- [Job]:
Please copy all of the data below line for line, without changing anything.

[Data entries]
____________
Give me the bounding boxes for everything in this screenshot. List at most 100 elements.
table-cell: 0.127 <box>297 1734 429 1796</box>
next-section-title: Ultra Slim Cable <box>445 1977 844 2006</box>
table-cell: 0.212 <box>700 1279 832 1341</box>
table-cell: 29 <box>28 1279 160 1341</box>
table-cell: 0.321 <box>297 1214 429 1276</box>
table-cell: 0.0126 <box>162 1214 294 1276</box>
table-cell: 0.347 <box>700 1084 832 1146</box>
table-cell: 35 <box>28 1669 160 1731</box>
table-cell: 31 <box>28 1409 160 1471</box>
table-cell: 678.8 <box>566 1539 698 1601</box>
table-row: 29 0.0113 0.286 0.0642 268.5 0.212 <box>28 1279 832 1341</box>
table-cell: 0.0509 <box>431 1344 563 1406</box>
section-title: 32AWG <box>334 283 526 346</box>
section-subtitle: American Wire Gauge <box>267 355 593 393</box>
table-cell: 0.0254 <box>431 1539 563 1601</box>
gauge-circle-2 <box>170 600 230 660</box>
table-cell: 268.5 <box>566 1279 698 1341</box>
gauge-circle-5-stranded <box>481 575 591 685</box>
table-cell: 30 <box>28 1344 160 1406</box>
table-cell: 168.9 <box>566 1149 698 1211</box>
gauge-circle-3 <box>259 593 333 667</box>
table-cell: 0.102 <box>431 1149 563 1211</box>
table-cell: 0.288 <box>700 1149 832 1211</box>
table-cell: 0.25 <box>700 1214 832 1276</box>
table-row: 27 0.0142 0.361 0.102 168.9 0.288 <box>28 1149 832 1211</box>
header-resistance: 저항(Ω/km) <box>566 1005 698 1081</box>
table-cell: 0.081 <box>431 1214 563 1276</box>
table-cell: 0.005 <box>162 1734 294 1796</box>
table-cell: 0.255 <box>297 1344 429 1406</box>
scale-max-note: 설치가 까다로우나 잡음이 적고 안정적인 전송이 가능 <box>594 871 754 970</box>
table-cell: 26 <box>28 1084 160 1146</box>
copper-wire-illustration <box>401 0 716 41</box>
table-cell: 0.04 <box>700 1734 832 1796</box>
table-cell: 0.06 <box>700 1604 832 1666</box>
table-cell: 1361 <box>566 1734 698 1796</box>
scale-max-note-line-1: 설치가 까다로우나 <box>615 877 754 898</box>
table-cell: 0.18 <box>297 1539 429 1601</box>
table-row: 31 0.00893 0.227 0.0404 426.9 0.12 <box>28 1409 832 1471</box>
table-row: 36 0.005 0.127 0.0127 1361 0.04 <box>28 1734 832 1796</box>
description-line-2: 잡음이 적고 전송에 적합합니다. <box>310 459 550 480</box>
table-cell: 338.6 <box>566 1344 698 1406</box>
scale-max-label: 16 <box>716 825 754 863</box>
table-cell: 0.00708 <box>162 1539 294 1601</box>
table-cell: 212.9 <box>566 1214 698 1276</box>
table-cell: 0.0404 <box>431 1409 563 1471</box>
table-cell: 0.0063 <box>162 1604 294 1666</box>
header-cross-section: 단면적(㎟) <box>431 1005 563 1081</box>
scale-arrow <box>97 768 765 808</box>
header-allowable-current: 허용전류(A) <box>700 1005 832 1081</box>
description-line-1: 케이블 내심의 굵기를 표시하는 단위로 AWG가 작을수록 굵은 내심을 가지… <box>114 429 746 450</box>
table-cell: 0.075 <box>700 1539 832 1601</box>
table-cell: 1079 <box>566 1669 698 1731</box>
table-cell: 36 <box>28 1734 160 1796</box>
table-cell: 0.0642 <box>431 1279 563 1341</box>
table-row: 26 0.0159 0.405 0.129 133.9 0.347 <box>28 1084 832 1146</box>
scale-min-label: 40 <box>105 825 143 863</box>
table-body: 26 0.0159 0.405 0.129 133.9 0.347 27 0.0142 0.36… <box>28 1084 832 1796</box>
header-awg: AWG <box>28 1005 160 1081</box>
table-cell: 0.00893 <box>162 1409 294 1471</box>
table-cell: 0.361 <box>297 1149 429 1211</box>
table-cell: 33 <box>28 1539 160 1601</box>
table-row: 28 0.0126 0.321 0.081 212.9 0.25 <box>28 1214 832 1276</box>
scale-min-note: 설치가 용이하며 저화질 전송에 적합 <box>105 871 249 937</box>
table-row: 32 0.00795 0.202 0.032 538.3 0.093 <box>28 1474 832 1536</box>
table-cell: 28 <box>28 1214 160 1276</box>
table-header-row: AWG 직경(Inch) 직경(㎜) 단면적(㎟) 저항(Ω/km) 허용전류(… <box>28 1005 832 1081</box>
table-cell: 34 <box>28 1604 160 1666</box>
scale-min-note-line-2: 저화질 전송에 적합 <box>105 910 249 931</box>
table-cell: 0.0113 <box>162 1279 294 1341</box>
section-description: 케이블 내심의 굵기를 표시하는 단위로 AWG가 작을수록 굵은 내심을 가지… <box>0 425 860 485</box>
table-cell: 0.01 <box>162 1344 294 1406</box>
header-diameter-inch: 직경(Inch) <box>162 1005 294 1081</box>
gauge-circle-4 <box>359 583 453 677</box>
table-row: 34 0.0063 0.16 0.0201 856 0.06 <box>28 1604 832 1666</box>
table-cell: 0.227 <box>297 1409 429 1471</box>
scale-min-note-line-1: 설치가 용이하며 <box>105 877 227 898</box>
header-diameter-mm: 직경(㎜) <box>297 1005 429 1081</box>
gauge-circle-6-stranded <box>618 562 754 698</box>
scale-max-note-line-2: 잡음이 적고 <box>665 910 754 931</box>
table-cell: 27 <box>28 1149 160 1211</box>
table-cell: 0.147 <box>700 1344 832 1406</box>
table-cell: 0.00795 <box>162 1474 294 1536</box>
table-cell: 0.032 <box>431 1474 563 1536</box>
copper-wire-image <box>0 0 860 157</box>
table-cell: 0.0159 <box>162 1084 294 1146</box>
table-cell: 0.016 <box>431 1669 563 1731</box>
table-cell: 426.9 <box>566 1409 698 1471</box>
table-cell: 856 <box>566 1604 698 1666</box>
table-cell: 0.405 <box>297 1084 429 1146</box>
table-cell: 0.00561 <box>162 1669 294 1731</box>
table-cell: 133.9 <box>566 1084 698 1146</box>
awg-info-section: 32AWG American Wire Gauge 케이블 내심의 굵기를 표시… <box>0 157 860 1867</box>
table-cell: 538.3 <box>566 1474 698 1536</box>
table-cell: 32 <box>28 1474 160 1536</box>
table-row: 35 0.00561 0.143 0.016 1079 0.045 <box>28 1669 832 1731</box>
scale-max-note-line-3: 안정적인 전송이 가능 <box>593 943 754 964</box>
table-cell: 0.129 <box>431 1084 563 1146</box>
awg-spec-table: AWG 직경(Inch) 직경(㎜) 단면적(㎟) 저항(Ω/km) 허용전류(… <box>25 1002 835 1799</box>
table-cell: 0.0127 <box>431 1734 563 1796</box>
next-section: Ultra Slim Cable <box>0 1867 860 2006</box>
____________
- [Problem solution]:
Give me the bounding boxes for everything in this screenshot. List at most 100 elements.
table-cell: 0.127 <box>297 1734 429 1796</box>
next-section-title: Ultra Slim Cable <box>445 1977 844 2006</box>
table-cell: 0.212 <box>700 1279 832 1341</box>
table-cell: 29 <box>28 1279 160 1341</box>
table-cell: 0.321 <box>297 1214 429 1276</box>
table-cell: 0.0126 <box>162 1214 294 1276</box>
table-cell: 0.347 <box>700 1084 832 1146</box>
table-cell: 35 <box>28 1669 160 1731</box>
table-cell: 31 <box>28 1409 160 1471</box>
table-cell: 678.8 <box>566 1539 698 1601</box>
table-row: 29 0.0113 0.286 0.0642 268.5 0.212 <box>28 1279 832 1341</box>
table-cell: 0.0509 <box>431 1344 563 1406</box>
section-title: 32AWG <box>334 283 526 346</box>
section-subtitle: American Wire Gauge <box>267 355 593 393</box>
table-cell: 0.0254 <box>431 1539 563 1601</box>
gauge-circle-2 <box>170 600 230 660</box>
table-cell: 268.5 <box>566 1279 698 1341</box>
gauge-circle-5-stranded <box>481 575 591 685</box>
table-cell: 30 <box>28 1344 160 1406</box>
table-cell: 168.9 <box>566 1149 698 1211</box>
gauge-circle-3 <box>259 593 333 667</box>
table-cell: 0.102 <box>431 1149 563 1211</box>
table-cell: 0.288 <box>700 1149 832 1211</box>
table-cell: 0.25 <box>700 1214 832 1276</box>
table-row: 27 0.0142 0.361 0.102 168.9 0.288 <box>28 1149 832 1211</box>
header-resistance: 저항(Ω/km) <box>566 1005 698 1081</box>
table-cell: 0.081 <box>431 1214 563 1276</box>
table-cell: 0.005 <box>162 1734 294 1796</box>
table-cell: 0.255 <box>297 1344 429 1406</box>
scale-max-note: 설치가 까다로우나 잡음이 적고 안정적인 전송이 가능 <box>594 871 754 970</box>
table-cell: 26 <box>28 1084 160 1146</box>
copper-wire-illustration <box>401 0 716 41</box>
table-cell: 0.04 <box>700 1734 832 1796</box>
table-cell: 0.06 <box>700 1604 832 1666</box>
table-cell: 1361 <box>566 1734 698 1796</box>
scale-max-note-line-1: 설치가 까다로우나 <box>615 877 754 898</box>
table-cell: 0.18 <box>297 1539 429 1601</box>
table-row: 31 0.00893 0.227 0.0404 426.9 0.12 <box>28 1409 832 1471</box>
table-row: 36 0.005 0.127 0.0127 1361 0.04 <box>28 1734 832 1796</box>
description-line-2: 잡음이 적고 전송에 적합합니다. <box>310 459 550 480</box>
table-cell: 338.6 <box>566 1344 698 1406</box>
scale-max-label: 16 <box>716 825 754 863</box>
table-cell: 0.00708 <box>162 1539 294 1601</box>
table-cell: 212.9 <box>566 1214 698 1276</box>
table-cell: 0.0404 <box>431 1409 563 1471</box>
table-cell: 0.0063 <box>162 1604 294 1666</box>
header-cross-section: 단면적(㎟) <box>431 1005 563 1081</box>
scale-arrow <box>97 768 765 808</box>
header-allowable-current: 허용전류(A) <box>700 1005 832 1081</box>
description-line-1: 케이블 내심의 굵기를 표시하는 단위로 AWG가 작을수록 굵은 내심을 가지… <box>114 429 746 450</box>
table-cell: 0.075 <box>700 1539 832 1601</box>
table-cell: 1079 <box>566 1669 698 1731</box>
table-cell: 36 <box>28 1734 160 1796</box>
table-cell: 0.0642 <box>431 1279 563 1341</box>
table-row: 26 0.0159 0.405 0.129 133.9 0.347 <box>28 1084 832 1146</box>
scale-min-label: 40 <box>105 825 143 863</box>
table-body: 26 0.0159 0.405 0.129 133.9 0.347 27 0.0142 0.36… <box>28 1084 832 1796</box>
header-awg: AWG <box>28 1005 160 1081</box>
table-cell: 0.00893 <box>162 1409 294 1471</box>
table-cell: 0.361 <box>297 1149 429 1211</box>
table-cell: 33 <box>28 1539 160 1601</box>
table-row: 28 0.0126 0.321 0.081 212.9 0.25 <box>28 1214 832 1276</box>
scale-min-note: 설치가 용이하며 저화질 전송에 적합 <box>105 871 249 937</box>
table-row: 32 0.00795 0.202 0.032 538.3 0.093 <box>28 1474 832 1536</box>
table-cell: 28 <box>28 1214 160 1276</box>
table-header-row: AWG 직경(Inch) 직경(㎜) 단면적(㎟) 저항(Ω/km) 허용전류(… <box>28 1005 832 1081</box>
table-cell: 34 <box>28 1604 160 1666</box>
scale-min-note-line-2: 저화질 전송에 적합 <box>105 910 249 931</box>
table-cell: 0.0113 <box>162 1279 294 1341</box>
section-description: 케이블 내심의 굵기를 표시하는 단위로 AWG가 작을수록 굵은 내심을 가지… <box>0 425 860 485</box>
table-cell: 0.01 <box>162 1344 294 1406</box>
header-diameter-inch: 직경(Inch) <box>162 1005 294 1081</box>
gauge-circle-4 <box>359 583 453 677</box>
table-row: 34 0.0063 0.16 0.0201 856 0.06 <box>28 1604 832 1666</box>
table-cell: 0.227 <box>297 1409 429 1471</box>
scale-min-note-line-1: 설치가 용이하며 <box>105 877 227 898</box>
header-diameter-mm: 직경(㎜) <box>297 1005 429 1081</box>
gauge-circle-6-stranded <box>618 562 754 698</box>
scale-max-note-line-2: 잡음이 적고 <box>665 910 754 931</box>
table-cell: 27 <box>28 1149 160 1211</box>
table-cell: 0.147 <box>700 1344 832 1406</box>
table-cell: 0.00795 <box>162 1474 294 1536</box>
table-cell: 0.032 <box>431 1474 563 1536</box>
copper-wire-image <box>0 0 860 157</box>
table-cell: 0.0159 <box>162 1084 294 1146</box>
table-cell: 0.016 <box>431 1669 563 1731</box>
table-cell: 426.9 <box>566 1409 698 1471</box>
table-cell: 856 <box>566 1604 698 1666</box>
table-cell: 0.405 <box>297 1084 429 1146</box>
table-cell: 0.00561 <box>162 1669 294 1731</box>
table-cell: 133.9 <box>566 1084 698 1146</box>
awg-info-section: 32AWG American Wire Gauge 케이블 내심의 굵기를 표시… <box>0 157 860 1867</box>
table-cell: 538.3 <box>566 1474 698 1536</box>
table-cell: 32 <box>28 1474 160 1536</box>
table-row: 35 0.00561 0.143 0.016 1079 0.045 <box>28 1669 832 1731</box>
scale-max-note-line-3: 안정적인 전송이 가능 <box>593 943 754 964</box>
table-cell: 0.129 <box>431 1084 563 1146</box>
awg-spec-table: AWG 직경(Inch) 직경(㎜) 단면적(㎟) 저항(Ω/km) 허용전류(… <box>25 1002 835 1799</box>
table-cell: 0.0127 <box>431 1734 563 1796</box>
next-section: Ultra Slim Cable <box>0 1867 860 2006</box>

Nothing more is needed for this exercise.